* [提供テキスト]:

········

同年に鎌倉幕府将軍源実朝の左近衛大将拝賀に供奉するために鎌倉に下向。拝賀後もそのまま鎌倉に住み、建保7年(1219年)1月には実朝の右大臣就任の鶴岡八幡宮参詣に随従してその暗殺を目撃した。その後、姉の孫にあたる三寅(後の九条頼経)が次の鎌倉殿に決まったため、三寅の鎌倉下向に京より供奉する。承久元年(1219年)執権・北条義時の娘を妻に迎え[1]、承久2年(1220年)妻が男子を[2]、承久4年(1222年)には女子を出産している[3]。
この間、承久元年(1219年)正五位下、承久2年(1220年)従四位下・右近衛中将、承久3年(1221年)従四位上と近衛次将を務めながら昇進を重ねる。承久3年(1221年)に発生した承久の乱には鎌倉在住のために参加せず、兄弟の信能・尊長と異なり処罰を逃れている。承久4年(1222年)には在関東のまま参議に任じられ公卿に列した。三寅の側近かつ義時の婿との立場から幕府内部にも関与し、御家人を集めて独自に軍事訓練をするなど、幕府内に一定の勢力を築いた[4]。

········

[文書レイアウト検出データ]
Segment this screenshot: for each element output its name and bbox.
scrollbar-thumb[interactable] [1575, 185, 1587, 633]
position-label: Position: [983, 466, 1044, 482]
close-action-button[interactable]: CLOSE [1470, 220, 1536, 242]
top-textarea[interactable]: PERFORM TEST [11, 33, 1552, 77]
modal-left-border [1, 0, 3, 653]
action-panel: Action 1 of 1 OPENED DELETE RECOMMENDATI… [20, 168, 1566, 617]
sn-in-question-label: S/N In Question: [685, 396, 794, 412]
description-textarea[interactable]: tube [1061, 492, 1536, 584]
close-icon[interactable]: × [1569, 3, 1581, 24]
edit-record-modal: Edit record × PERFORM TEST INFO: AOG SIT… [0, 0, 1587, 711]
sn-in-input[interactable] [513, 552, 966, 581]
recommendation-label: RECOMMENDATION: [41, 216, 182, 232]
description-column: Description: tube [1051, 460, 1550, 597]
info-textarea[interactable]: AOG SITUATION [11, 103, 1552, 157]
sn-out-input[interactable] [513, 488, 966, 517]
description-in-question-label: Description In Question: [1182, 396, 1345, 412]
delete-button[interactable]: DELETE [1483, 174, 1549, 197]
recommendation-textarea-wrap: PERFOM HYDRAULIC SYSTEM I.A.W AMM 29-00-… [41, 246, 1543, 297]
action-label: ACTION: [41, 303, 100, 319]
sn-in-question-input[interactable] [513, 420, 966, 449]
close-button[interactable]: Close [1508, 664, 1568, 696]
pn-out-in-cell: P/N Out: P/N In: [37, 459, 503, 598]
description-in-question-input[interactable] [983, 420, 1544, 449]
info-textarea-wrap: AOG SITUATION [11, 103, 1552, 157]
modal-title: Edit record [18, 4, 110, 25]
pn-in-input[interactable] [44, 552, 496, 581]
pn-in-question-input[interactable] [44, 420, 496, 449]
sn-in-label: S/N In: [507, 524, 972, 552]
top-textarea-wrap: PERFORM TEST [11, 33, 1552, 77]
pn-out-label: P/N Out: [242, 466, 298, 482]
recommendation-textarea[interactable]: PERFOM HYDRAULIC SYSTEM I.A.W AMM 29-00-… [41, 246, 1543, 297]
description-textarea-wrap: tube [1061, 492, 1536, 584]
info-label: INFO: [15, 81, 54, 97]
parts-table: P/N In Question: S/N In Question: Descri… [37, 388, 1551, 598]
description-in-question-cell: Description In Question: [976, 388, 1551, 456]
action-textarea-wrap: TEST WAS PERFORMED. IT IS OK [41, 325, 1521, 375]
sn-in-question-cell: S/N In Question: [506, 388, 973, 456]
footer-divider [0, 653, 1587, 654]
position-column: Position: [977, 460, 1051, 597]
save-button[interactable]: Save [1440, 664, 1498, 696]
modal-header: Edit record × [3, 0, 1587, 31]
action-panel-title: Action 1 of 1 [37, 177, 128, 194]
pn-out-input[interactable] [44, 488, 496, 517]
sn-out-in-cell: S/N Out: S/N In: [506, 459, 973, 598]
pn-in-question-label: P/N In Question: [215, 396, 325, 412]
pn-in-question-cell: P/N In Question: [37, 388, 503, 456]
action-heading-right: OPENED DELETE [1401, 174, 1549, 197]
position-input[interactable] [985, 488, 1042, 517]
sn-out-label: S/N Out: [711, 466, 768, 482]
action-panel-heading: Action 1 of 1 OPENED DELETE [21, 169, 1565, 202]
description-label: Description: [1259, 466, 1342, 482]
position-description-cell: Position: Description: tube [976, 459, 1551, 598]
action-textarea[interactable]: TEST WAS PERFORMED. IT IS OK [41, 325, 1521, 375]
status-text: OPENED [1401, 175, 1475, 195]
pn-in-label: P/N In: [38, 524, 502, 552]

········

* [作業依頼 1]: 提供テキストの「同年に鎌倉幕府将軍源実朝の左」から「に一定の勢力を築いた[4]。」までを、一字も変えずに書き出してください。
* [作業依頼 2]: 提供テキストによると、承久3年(1221年)の承久の乱に参加しなかったのはなぜですか。

* [回答欄 1]:
同年に鎌倉幕府将軍源実朝の左近衛大将拝賀に供奉するために鎌倉に下向。拝賀後もそのまま鎌倉に住み、建保7年(1219年)1月には実朝の右大臣就任の鶴岡八幡宮参詣に随従してその暗殺を目撃した。その後、姉の孫にあたる三寅(後の九条頼経)が次の鎌倉殿に決まったため、三寅の鎌倉下向に京より供奉する。承久元年(1219年)執権・北条義時の娘を妻に迎え[1]、承久2年(1220年)妻が男子を[2]、承久4年(1222年)には女子を出産している[3]。
この間、承久元年(1219年)正五位下、承久2年(1220年)従四位下・右近衛中将、承久3年(1221年)従四位上と近衛次将を務めながら昇進を重ねる。承久3年(1221年)に発生した承久の乱には鎌倉在住のために参加せず、兄弟の信能・尊長と異なり処罰を逃れている。承久4年(1222年)には在関東のまま参議に任じられ公卿に列した。三寅の側近かつ義時の婿との立場から幕府内部にも関与し、御家人を集めて独自に軍事訓練をするなど、幕府内に一定の勢力を築いた[4]。

* [回答欄 2]: 鎌倉に住んでいたためです。